* What you have to do *
Pick out each line with the word "Trump" from the material that follows.

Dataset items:
================================

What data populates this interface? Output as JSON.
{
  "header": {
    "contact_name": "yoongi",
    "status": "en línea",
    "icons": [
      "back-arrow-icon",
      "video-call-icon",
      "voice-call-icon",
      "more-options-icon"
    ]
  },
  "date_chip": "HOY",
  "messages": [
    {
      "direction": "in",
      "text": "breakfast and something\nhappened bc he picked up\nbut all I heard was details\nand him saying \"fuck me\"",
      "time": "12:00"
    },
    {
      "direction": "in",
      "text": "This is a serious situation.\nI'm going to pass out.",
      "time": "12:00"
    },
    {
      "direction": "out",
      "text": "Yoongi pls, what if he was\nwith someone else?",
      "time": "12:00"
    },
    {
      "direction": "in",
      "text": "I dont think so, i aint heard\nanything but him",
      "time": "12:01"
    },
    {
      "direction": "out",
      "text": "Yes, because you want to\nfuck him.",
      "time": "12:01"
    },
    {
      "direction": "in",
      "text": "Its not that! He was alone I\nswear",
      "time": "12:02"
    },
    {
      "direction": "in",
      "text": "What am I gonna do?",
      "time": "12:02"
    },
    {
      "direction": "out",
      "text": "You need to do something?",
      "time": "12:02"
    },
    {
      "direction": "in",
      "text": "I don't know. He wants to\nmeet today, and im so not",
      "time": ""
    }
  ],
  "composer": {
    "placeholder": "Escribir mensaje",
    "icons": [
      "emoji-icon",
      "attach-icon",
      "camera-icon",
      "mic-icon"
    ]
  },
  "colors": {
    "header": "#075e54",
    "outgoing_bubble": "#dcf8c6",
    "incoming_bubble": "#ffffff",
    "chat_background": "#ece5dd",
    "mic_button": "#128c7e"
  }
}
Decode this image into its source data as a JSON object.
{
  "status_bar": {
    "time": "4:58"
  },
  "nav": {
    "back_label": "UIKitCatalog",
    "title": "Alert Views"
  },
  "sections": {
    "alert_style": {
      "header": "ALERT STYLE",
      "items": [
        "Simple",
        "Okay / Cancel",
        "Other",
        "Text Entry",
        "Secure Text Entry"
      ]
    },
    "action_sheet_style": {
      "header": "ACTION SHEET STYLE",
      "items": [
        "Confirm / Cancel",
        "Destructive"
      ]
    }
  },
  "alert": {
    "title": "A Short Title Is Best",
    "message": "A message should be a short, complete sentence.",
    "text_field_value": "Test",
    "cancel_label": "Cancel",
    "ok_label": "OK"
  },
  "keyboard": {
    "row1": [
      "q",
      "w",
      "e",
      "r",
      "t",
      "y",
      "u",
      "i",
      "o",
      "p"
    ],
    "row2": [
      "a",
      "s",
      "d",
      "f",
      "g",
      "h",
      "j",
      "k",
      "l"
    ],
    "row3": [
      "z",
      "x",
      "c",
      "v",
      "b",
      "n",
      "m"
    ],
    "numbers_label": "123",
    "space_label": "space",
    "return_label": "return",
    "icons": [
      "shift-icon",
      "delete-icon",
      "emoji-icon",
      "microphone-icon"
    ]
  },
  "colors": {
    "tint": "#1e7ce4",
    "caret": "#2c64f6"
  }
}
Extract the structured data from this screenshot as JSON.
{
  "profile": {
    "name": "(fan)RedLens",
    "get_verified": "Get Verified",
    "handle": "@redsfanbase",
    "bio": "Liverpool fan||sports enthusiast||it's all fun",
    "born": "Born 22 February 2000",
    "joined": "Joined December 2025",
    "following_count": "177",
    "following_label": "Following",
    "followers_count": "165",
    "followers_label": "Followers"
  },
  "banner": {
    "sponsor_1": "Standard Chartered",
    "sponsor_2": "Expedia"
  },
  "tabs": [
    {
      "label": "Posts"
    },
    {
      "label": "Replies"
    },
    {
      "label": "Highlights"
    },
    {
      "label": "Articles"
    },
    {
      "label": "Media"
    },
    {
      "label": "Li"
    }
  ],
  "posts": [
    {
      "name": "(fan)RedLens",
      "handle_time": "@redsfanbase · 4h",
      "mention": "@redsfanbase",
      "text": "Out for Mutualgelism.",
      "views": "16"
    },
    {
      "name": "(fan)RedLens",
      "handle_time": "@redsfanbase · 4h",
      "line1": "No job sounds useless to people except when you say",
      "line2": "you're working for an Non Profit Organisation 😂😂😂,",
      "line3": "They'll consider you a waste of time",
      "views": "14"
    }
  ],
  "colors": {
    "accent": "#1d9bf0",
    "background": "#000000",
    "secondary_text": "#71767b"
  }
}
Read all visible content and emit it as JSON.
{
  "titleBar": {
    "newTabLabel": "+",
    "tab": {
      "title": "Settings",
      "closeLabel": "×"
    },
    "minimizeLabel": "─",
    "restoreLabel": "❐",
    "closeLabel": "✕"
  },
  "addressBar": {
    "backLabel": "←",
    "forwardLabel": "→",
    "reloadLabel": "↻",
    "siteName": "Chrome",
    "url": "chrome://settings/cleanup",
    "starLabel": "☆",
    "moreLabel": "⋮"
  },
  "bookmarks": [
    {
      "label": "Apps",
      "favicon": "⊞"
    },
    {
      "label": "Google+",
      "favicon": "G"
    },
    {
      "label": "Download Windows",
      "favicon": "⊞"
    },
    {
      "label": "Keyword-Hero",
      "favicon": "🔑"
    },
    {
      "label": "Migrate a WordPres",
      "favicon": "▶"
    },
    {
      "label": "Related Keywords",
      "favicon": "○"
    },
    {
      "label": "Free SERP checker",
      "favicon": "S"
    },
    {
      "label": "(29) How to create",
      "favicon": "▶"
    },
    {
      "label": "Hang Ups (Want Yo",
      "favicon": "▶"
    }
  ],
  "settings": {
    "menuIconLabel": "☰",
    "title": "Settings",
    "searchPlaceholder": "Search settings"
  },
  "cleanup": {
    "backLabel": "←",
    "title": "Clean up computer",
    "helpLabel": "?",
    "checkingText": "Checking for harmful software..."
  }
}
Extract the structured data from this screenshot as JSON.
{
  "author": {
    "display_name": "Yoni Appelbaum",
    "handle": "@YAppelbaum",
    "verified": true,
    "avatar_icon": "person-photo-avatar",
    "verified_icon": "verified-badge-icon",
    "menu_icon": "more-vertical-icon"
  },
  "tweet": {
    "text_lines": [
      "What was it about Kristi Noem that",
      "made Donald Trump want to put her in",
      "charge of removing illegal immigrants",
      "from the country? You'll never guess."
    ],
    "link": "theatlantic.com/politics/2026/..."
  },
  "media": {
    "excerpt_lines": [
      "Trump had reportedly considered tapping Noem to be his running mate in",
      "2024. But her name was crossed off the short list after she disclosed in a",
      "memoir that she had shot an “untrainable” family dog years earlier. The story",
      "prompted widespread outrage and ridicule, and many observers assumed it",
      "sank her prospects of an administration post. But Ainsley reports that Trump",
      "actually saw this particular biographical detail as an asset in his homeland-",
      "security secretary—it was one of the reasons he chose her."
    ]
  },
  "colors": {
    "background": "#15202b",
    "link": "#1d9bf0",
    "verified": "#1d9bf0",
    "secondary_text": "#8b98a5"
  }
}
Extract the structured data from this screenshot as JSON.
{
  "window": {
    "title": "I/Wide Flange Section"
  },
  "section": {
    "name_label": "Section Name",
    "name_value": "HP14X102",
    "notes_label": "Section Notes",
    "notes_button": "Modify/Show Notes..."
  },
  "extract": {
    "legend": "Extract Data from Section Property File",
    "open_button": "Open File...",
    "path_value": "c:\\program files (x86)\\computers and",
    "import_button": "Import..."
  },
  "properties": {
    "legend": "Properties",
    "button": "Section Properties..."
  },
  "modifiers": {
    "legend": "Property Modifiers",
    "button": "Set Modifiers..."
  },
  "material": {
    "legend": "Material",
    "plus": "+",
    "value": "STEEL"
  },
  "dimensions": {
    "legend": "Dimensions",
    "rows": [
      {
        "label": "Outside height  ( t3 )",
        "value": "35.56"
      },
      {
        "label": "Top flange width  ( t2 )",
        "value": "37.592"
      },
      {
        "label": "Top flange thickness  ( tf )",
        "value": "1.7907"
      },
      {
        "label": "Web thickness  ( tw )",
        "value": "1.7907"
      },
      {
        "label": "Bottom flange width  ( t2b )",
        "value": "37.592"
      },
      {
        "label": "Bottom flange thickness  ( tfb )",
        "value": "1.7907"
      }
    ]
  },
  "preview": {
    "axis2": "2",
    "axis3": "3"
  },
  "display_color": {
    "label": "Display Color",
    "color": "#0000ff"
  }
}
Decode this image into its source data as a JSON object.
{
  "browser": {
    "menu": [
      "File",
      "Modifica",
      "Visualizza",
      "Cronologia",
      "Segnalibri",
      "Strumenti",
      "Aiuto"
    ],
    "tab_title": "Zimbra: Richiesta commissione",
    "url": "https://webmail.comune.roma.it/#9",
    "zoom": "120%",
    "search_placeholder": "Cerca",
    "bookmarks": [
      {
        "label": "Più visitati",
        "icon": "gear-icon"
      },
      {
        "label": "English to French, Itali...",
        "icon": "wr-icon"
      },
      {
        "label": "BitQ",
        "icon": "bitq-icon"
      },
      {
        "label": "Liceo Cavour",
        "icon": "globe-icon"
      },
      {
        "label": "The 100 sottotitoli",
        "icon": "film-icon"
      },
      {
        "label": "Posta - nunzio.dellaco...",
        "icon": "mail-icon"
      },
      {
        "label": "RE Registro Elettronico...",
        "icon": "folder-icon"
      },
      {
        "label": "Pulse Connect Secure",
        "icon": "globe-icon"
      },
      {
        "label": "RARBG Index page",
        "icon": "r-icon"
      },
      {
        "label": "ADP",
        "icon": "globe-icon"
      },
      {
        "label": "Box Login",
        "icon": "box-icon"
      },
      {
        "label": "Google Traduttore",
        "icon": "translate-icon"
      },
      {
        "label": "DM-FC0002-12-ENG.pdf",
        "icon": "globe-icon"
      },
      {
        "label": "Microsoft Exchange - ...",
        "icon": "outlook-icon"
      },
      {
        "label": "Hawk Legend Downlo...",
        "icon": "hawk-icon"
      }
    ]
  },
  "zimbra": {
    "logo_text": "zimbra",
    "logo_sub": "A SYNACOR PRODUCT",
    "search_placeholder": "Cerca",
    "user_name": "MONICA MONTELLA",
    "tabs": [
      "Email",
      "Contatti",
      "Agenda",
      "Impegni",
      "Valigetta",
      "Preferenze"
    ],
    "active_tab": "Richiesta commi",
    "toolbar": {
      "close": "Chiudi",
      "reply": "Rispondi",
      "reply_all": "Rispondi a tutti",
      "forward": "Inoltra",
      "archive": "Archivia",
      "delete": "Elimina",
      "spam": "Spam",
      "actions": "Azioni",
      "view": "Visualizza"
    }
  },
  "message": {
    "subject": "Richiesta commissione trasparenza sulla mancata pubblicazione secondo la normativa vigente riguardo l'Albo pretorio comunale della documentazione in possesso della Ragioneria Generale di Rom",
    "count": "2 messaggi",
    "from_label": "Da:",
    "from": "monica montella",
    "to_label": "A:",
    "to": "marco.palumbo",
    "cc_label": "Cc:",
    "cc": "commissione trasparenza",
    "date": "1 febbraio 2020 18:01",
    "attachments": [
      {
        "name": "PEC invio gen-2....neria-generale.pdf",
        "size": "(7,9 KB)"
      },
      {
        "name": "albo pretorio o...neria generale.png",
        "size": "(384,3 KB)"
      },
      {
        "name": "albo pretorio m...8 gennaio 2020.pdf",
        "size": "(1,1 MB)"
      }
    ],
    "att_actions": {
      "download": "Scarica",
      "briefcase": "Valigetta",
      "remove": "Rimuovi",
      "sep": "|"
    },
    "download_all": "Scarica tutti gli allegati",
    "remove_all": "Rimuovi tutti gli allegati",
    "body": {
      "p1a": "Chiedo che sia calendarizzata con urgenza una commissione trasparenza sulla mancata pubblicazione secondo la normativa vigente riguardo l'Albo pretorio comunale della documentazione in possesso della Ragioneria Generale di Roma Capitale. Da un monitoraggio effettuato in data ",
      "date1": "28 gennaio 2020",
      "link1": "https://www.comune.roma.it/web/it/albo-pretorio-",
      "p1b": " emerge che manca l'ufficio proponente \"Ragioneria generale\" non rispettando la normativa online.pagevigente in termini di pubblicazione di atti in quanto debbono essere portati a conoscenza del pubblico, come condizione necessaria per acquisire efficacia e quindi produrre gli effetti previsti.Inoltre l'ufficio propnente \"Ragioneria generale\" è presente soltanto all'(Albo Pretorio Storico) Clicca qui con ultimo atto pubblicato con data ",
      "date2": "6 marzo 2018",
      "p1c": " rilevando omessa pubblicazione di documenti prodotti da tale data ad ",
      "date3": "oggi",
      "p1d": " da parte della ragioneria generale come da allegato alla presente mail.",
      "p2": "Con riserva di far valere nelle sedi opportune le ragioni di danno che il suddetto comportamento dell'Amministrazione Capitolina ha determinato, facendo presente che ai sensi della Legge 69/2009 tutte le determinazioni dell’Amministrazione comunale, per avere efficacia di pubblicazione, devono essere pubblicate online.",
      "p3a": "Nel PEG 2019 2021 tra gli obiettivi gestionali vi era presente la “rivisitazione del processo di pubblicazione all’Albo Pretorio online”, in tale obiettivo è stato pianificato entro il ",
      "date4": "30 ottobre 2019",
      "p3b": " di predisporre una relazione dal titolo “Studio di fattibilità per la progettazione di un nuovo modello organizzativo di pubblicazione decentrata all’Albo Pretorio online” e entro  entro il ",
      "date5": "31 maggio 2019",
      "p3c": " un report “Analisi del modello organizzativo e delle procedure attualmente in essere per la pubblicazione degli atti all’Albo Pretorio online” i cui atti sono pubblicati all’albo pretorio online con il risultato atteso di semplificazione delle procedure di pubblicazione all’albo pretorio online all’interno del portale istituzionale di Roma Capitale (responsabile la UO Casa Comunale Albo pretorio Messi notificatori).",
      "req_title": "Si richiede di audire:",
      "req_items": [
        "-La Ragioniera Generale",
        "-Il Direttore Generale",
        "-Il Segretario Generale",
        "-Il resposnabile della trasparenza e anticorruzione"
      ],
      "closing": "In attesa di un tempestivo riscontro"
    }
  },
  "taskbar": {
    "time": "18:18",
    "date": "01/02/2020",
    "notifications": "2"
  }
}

================================

* Solution for this problem *
      "made Donald Trump want to put her in",
      "Trump had reportedly considered tapping Noem to be his running mate in",
      "sank her prospects of an administration post. But Ainsley reports that Trump",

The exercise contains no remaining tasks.